## DIRECTIVE
Identify all lines of the data containing the string "Aurora" and copy them.

## ROWS
• • • • •

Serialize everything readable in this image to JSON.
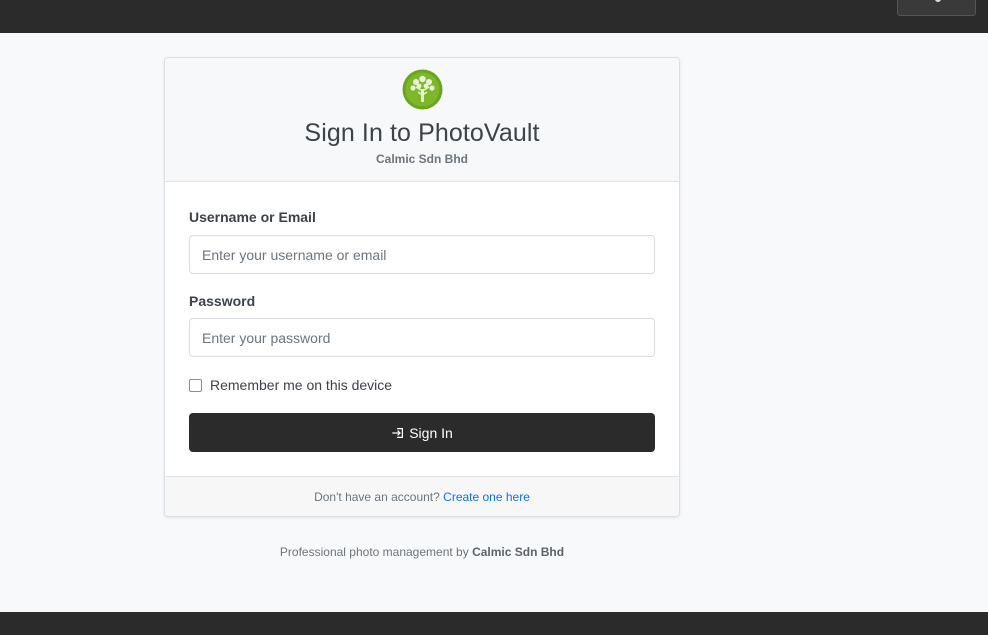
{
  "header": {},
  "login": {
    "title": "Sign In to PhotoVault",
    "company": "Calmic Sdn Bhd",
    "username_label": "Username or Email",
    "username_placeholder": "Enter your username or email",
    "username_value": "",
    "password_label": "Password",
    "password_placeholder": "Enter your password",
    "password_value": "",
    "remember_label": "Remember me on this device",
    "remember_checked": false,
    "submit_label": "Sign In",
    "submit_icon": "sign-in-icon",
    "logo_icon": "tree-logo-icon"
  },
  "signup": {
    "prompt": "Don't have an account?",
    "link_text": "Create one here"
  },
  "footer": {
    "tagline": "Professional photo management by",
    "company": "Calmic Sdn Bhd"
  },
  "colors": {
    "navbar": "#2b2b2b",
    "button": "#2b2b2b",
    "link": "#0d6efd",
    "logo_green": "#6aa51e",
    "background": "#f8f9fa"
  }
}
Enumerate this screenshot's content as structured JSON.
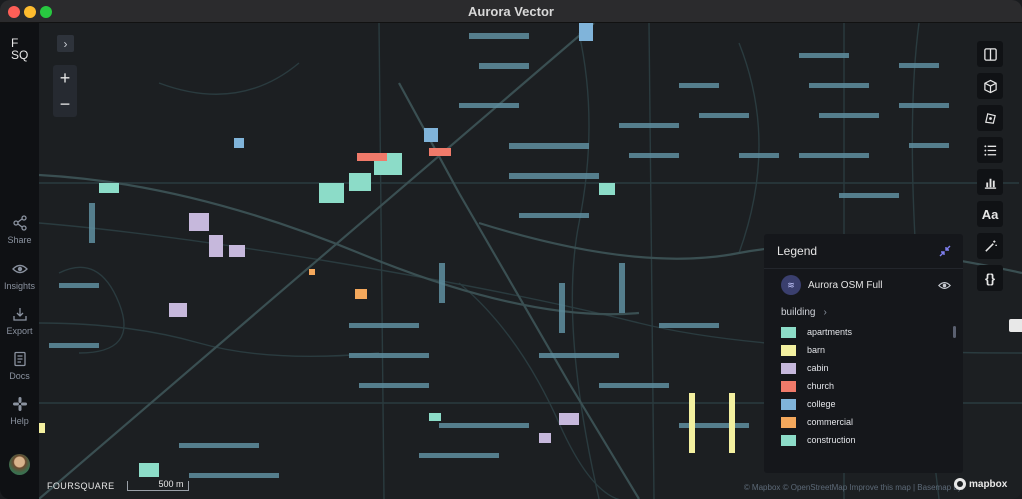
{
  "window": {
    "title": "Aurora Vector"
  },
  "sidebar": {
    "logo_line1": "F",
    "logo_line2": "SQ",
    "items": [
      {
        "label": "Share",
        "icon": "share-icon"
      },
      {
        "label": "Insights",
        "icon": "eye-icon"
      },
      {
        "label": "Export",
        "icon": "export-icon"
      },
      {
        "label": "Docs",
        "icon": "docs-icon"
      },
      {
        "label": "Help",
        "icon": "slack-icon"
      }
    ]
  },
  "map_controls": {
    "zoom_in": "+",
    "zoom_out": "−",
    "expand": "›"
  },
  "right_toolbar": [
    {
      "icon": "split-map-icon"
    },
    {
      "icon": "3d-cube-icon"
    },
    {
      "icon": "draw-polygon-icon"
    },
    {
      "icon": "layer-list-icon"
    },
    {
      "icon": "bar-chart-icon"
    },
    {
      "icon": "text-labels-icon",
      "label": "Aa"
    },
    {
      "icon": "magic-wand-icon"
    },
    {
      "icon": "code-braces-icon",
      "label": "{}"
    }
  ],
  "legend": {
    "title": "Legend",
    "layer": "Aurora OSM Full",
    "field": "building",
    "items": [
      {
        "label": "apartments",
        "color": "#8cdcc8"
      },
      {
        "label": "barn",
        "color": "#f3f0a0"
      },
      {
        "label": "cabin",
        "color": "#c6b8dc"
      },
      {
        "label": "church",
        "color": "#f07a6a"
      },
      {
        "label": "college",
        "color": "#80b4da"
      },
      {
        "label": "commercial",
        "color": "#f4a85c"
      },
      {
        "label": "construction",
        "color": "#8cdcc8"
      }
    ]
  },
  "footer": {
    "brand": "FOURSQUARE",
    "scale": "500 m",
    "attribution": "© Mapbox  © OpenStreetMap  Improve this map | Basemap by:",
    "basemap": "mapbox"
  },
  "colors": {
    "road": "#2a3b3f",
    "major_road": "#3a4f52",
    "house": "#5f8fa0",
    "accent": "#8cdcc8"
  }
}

• • • • •

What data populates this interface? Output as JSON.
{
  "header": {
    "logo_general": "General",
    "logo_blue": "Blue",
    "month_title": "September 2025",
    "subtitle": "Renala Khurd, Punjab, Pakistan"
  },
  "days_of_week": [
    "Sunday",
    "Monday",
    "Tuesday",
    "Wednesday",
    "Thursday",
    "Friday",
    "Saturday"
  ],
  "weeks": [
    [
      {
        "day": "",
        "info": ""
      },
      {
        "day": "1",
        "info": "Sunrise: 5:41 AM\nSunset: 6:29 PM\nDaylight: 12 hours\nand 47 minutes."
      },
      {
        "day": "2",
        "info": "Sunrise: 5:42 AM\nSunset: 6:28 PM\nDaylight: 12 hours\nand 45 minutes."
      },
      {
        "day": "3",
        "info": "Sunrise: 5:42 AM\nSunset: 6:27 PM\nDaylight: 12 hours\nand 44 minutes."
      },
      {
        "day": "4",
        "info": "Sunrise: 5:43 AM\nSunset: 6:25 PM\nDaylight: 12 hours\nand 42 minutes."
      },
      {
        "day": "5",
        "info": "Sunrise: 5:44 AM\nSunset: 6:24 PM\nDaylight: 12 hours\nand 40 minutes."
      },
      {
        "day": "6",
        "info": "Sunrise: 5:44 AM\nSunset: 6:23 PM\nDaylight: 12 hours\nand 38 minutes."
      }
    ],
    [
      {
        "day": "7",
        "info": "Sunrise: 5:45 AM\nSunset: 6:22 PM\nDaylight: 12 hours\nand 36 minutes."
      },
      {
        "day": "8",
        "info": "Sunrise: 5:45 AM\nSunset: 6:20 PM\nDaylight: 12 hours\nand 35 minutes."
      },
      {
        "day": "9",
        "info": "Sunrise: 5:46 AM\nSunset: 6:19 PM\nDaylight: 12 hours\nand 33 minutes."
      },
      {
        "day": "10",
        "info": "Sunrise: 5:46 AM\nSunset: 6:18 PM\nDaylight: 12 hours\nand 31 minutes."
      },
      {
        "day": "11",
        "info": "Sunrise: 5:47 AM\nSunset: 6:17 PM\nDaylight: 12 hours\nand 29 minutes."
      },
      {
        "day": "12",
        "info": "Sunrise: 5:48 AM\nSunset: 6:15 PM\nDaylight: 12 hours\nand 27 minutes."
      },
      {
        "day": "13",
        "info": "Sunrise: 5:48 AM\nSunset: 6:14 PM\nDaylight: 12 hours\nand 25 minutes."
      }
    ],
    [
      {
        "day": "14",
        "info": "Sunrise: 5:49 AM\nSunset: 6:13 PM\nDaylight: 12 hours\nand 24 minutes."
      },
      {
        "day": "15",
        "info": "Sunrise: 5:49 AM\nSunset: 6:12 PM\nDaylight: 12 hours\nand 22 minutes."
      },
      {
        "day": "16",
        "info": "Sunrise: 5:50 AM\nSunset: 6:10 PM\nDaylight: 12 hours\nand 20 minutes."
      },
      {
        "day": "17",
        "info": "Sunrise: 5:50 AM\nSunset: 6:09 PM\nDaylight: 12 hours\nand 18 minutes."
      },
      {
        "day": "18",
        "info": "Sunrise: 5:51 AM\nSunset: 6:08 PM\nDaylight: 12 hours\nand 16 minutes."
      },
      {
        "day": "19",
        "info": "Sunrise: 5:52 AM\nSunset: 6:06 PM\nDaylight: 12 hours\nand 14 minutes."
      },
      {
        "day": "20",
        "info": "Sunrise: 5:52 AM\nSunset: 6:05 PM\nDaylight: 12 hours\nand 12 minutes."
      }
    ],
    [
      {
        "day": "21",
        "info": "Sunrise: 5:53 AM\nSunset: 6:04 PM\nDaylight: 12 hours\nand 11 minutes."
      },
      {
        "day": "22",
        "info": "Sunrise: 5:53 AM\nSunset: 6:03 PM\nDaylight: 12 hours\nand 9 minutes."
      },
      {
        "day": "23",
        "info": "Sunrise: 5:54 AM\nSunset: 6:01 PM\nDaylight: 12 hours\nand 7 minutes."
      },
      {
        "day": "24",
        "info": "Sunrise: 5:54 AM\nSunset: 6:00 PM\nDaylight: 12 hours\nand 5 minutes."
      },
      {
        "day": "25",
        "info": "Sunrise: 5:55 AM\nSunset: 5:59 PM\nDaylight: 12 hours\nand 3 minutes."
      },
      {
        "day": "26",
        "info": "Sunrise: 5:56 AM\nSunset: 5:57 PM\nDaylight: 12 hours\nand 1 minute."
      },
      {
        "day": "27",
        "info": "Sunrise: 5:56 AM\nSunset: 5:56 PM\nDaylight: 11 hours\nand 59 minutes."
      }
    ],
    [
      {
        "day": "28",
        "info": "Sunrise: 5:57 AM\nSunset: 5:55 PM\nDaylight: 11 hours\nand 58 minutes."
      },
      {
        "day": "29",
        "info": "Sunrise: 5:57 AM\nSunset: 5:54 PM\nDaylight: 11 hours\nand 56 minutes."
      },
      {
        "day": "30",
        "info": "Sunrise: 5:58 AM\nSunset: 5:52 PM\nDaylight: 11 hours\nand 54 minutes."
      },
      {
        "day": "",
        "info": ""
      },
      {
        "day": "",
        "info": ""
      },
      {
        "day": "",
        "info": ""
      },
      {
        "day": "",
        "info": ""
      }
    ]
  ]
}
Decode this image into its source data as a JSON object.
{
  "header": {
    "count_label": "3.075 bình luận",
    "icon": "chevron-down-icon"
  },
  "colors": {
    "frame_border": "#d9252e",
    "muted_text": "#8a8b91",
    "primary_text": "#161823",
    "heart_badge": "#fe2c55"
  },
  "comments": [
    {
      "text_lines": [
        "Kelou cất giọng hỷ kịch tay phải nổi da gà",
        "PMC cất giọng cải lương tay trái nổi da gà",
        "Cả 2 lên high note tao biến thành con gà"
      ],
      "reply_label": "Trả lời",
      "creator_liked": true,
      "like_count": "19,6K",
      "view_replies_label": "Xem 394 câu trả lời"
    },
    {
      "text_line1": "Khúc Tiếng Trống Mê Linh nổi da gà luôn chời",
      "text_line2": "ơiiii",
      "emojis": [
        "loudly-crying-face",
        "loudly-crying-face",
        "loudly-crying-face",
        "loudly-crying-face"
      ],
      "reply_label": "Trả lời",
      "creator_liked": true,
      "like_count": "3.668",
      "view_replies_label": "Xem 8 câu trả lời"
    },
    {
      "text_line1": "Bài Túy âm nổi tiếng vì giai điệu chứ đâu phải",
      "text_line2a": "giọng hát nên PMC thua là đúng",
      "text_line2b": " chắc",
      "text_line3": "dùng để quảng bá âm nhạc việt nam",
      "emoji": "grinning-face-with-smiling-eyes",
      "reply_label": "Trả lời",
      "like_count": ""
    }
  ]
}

• • • • •

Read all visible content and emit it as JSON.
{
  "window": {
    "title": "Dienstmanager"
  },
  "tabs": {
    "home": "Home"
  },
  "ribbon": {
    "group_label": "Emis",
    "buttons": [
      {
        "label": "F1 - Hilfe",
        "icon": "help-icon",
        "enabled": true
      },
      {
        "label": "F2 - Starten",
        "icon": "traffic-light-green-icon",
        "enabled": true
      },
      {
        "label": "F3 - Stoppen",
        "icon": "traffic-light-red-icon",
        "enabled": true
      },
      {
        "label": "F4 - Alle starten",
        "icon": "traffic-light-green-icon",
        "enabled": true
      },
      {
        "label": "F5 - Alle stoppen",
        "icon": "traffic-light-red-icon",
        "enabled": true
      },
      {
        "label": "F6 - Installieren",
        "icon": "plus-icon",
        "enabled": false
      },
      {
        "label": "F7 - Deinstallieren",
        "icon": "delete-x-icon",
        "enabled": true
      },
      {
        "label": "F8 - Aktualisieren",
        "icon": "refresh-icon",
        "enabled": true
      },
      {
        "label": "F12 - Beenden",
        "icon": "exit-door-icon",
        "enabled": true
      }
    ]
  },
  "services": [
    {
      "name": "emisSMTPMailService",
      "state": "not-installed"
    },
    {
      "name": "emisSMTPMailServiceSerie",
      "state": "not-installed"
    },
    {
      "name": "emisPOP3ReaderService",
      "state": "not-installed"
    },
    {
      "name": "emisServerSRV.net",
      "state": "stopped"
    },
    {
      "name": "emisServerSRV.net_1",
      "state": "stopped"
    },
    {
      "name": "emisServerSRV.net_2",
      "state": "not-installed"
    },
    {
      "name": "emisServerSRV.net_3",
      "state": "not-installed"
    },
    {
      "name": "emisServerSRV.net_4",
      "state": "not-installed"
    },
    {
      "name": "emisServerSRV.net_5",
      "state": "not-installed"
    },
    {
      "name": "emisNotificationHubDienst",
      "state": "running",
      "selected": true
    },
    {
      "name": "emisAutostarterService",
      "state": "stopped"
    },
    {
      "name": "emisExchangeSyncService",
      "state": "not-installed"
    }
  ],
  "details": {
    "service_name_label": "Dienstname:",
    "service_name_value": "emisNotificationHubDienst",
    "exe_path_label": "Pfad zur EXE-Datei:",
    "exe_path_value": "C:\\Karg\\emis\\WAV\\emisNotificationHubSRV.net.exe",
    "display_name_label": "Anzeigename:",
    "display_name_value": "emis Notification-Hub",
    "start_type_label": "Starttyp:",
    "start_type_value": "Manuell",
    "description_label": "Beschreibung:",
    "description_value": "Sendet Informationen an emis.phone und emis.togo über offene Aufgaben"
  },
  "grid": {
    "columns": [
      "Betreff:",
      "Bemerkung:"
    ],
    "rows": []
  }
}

• • • • •

## EXERCISE ANSWER
    "title": "Aurora Vector"
    "layer": "Aurora OSM Full",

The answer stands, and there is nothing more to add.